→ The exercise: Restate the full set of records exactly, word for word.

◆ ◆ ◆ ◆ ◆ ◆ ◆

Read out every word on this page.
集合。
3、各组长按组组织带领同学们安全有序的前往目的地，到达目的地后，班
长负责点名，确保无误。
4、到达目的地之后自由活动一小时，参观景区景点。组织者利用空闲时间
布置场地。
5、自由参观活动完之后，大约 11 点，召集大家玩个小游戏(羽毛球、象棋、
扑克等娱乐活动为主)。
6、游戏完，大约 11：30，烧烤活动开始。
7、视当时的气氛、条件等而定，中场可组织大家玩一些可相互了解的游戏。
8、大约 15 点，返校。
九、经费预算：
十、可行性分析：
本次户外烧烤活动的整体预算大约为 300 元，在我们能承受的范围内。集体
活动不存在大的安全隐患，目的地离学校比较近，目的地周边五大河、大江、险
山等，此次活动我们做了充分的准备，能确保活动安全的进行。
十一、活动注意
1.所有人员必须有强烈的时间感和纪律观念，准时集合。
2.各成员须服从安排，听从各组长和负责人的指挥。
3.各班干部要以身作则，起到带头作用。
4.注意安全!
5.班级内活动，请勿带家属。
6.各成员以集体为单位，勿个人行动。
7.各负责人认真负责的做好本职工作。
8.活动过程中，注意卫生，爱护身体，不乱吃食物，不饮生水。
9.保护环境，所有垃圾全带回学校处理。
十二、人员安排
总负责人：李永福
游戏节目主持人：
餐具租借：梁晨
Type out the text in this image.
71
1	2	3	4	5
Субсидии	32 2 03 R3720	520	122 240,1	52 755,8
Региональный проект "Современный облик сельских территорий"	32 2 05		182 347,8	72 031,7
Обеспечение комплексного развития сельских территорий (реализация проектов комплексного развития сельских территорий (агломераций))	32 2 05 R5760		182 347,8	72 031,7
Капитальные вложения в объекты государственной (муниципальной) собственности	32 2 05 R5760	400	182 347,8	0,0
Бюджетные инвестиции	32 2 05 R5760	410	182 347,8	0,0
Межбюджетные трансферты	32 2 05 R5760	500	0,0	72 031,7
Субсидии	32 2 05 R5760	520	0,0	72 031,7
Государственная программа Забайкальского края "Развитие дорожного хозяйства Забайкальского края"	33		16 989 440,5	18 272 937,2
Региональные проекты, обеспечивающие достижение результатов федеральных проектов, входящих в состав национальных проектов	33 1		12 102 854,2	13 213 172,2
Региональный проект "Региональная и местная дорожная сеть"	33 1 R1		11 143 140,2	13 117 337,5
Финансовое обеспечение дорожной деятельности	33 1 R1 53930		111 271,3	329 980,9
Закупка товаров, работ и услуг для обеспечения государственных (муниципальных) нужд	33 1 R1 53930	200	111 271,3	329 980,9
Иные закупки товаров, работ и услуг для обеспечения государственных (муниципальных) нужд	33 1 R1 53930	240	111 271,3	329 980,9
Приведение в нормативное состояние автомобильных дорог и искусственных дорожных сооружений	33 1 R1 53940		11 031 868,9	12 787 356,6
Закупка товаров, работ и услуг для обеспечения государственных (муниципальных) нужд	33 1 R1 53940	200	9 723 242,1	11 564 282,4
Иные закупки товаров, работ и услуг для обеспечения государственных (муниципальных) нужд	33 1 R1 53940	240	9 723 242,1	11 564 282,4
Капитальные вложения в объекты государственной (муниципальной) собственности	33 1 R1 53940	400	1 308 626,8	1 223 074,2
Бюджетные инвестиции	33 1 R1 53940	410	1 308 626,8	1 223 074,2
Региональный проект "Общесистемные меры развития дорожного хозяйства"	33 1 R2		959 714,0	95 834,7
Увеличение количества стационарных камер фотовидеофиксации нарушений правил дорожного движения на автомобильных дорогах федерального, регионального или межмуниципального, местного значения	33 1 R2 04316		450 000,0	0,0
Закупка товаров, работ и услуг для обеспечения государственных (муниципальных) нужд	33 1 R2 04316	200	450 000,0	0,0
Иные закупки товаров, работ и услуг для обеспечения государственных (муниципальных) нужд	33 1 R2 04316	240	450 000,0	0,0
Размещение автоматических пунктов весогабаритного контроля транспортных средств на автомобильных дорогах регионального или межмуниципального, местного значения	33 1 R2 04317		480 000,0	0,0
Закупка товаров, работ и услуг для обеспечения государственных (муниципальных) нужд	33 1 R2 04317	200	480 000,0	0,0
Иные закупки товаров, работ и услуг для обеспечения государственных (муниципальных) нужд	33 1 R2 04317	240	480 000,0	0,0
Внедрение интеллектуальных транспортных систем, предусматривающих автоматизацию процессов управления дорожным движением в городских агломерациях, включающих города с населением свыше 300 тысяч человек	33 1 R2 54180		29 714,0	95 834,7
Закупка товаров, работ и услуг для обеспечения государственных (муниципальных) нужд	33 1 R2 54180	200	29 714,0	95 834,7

◆ ◆ ◆ ◆ ◆ ◆ ◆

→ Output for this exercise:
Read out every word on this page.
集合。
3、各组长按组组织带领同学们安全有序的前往目的地，到达目的地后，班
长负责点名，确保无误。
4、到达目的地之后自由活动一小时，参观景区景点。组织者利用空闲时间
布置场地。
5、自由参观活动完之后，大约 11 点，召集大家玩个小游戏(羽毛球、象棋、
扑克等娱乐活动为主)。
6、游戏完，大约 11：30，烧烤活动开始。
7、视当时的气氛、条件等而定，中场可组织大家玩一些可相互了解的游戏。
8、大约 15 点，返校。
九、经费预算：
十、可行性分析：
本次户外烧烤活动的整体预算大约为 300 元，在我们能承受的范围内。集体
活动不存在大的安全隐患，目的地离学校比较近，目的地周边五大河、大江、险
山等，此次活动我们做了充分的准备，能确保活动安全的进行。
十一、活动注意
1.所有人员必须有强烈的时间感和纪律观念，准时集合。
2.各成员须服从安排，听从各组长和负责人的指挥。
3.各班干部要以身作则，起到带头作用。
4.注意安全!
5.班级内活动，请勿带家属。
6.各成员以集体为单位，勿个人行动。
7.各负责人认真负责的做好本职工作。
8.活动过程中，注意卫生，爱护身体，不乱吃食物，不饮生水。
9.保护环境，所有垃圾全带回学校处理。
十二、人员安排
总负责人：李永福
游戏节目主持人：
餐具租借：梁晨
Type out the text in this image.
71
1	2	3	4	5
Субсидии	32 2 03 R3720	520	122 240,1	52 755,8
Региональный проект "Современный облик сельских территорий"	32 2 05		182 347,8	72 031,7
Обеспечение комплексного развития сельских территорий (реализация проектов комплексного развития сельских территорий (агломераций))	32 2 05 R5760		182 347,8	72 031,7
Капитальные вложения в объекты государственной (муниципальной) собственности	32 2 05 R5760	400	182 347,8	0,0
Бюджетные инвестиции	32 2 05 R5760	410	182 347,8	0,0
Межбюджетные трансферты	32 2 05 R5760	500	0,0	72 031,7
Субсидии	32 2 05 R5760	520	0,0	72 031,7
Государственная программа Забайкальского края "Развитие дорожного хозяйства Забайкальского края"	33		16 989 440,5	18 272 937,2
Региональные проекты, обеспечивающие достижение результатов федеральных проектов, входящих в состав национальных проектов	33 1		12 102 854,2	13 213 172,2
Региональный проект "Региональная и местная дорожная сеть"	33 1 R1		11 143 140,2	13 117 337,5
Финансовое обеспечение дорожной деятельности	33 1 R1 53930		111 271,3	329 980,9
Закупка товаров, работ и услуг для обеспечения государственных (муниципальных) нужд	33 1 R1 53930	200	111 271,3	329 980,9
Иные закупки товаров, работ и услуг для обеспечения государственных (муниципальных) нужд	33 1 R1 53930	240	111 271,3	329 980,9
Приведение в нормативное состояние автомобильных дорог и искусственных дорожных сооружений	33 1 R1 53940		11 031 868,9	12 787 356,6
Закупка товаров, работ и услуг для обеспечения государственных (муниципальных) нужд	33 1 R1 53940	200	9 723 242,1	11 564 282,4
Иные закупки товаров, работ и услуг для обеспечения государственных (муниципальных) нужд	33 1 R1 53940	240	9 723 242,1	11 564 282,4
Капитальные вложения в объекты государственной (муниципальной) собственности	33 1 R1 53940	400	1 308 626,8	1 223 074,2
Бюджетные инвестиции	33 1 R1 53940	410	1 308 626,8	1 223 074,2
Региональный проект "Общесистемные меры развития дорожного хозяйства"	33 1 R2		959 714,0	95 834,7
Увеличение количества стационарных камер фотовидеофиксации нарушений правил дорожного движения на автомобильных дорогах федерального, регионального или межмуниципального, местного значения	33 1 R2 04316		450 000,0	0,0
Закупка товаров, работ и услуг для обеспечения государственных (муниципальных) нужд	33 1 R2 04316	200	450 000,0	0,0
Иные закупки товаров, работ и услуг для обеспечения государственных (муниципальных) нужд	33 1 R2 04316	240	450 000,0	0,0
Размещение автоматических пунктов весогабаритного контроля транспортных средств на автомобильных дорогах регионального или межмуниципального, местного значения	33 1 R2 04317		480 000,0	0,0
Закупка товаров, работ и услуг для обеспечения государственных (муниципальных) нужд	33 1 R2 04317	200	480 000,0	0,0
Иные закупки товаров, работ и услуг для обеспечения государственных (муниципальных) нужд	33 1 R2 04317	240	480 000,0	0,0
Внедрение интеллектуальных транспортных систем, предусматривающих автоматизацию процессов управления дорожным движением в городских агломерациях, включающих города с населением свыше 300 тысяч человек	33 1 R2 54180		29 714,0	95 834,7
Закупка товаров, работ и услуг для обеспечения государственных (муниципальных) нужд	33 1 R2 54180	200	29 714,0	95 834,7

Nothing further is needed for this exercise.